start

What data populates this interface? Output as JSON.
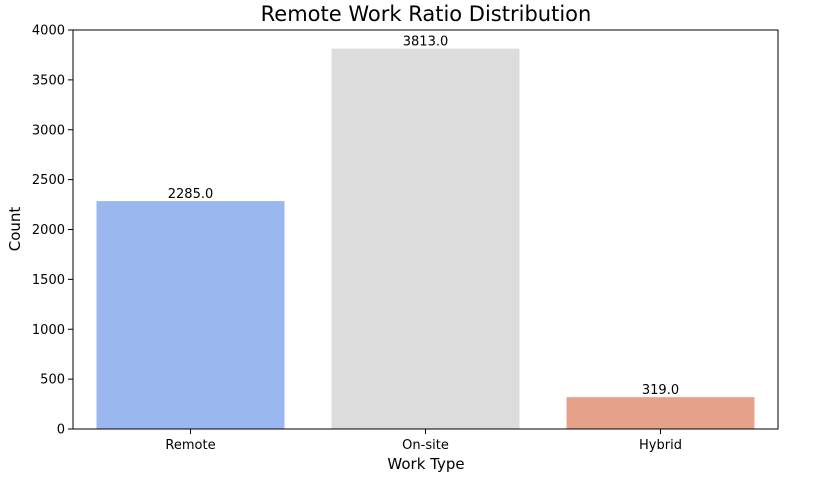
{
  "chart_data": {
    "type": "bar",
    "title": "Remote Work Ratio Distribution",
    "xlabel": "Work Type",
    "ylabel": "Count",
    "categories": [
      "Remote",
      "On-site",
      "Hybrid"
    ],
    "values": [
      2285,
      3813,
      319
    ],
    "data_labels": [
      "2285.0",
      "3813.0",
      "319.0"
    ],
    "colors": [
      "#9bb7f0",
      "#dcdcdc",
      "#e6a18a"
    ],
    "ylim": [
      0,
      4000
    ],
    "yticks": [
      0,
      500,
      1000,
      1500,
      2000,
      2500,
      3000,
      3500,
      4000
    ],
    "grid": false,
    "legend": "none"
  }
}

end
start

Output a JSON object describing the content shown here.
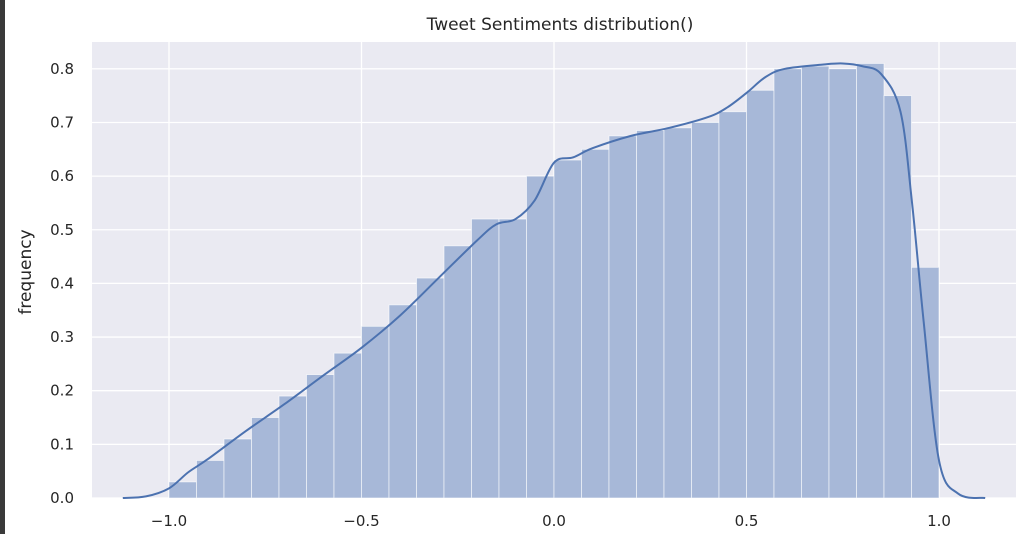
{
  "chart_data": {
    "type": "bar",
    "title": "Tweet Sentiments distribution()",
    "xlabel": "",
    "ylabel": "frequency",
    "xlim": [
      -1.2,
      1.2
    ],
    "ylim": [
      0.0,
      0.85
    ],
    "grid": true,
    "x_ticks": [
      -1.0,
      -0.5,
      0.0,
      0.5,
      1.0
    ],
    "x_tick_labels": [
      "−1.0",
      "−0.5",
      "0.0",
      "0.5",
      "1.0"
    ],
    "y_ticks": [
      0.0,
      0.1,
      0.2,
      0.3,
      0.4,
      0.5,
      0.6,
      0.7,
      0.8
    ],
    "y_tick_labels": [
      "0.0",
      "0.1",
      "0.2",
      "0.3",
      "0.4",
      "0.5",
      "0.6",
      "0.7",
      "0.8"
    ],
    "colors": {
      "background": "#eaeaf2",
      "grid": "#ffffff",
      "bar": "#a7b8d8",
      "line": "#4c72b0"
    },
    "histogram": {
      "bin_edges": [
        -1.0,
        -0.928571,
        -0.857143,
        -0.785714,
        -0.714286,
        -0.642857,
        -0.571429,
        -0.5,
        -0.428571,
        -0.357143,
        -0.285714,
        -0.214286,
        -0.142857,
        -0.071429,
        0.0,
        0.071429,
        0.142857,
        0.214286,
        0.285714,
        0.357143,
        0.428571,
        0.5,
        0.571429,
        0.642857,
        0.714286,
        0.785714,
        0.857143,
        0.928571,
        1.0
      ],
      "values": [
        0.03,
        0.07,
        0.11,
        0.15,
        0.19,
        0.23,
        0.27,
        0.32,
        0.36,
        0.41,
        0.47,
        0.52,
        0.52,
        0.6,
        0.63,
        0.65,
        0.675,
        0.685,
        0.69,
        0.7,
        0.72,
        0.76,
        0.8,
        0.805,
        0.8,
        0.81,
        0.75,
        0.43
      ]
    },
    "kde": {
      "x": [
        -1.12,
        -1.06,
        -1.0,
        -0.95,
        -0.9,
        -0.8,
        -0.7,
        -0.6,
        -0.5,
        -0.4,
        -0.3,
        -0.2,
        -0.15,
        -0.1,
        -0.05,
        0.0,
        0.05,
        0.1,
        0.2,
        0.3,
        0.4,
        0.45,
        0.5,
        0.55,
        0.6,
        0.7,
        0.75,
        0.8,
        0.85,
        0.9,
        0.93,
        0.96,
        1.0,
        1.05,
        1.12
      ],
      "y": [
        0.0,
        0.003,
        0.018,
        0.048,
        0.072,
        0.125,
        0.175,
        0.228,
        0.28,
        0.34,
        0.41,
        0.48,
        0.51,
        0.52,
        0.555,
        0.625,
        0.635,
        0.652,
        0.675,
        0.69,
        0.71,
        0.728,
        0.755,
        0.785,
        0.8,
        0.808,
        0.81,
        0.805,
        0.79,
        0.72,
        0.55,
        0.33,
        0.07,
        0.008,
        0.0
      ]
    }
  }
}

end

In the entries above, find every line with the word "Remote" and list it.

    "title": "Remote Work Ratio Distribution",
      "Remote",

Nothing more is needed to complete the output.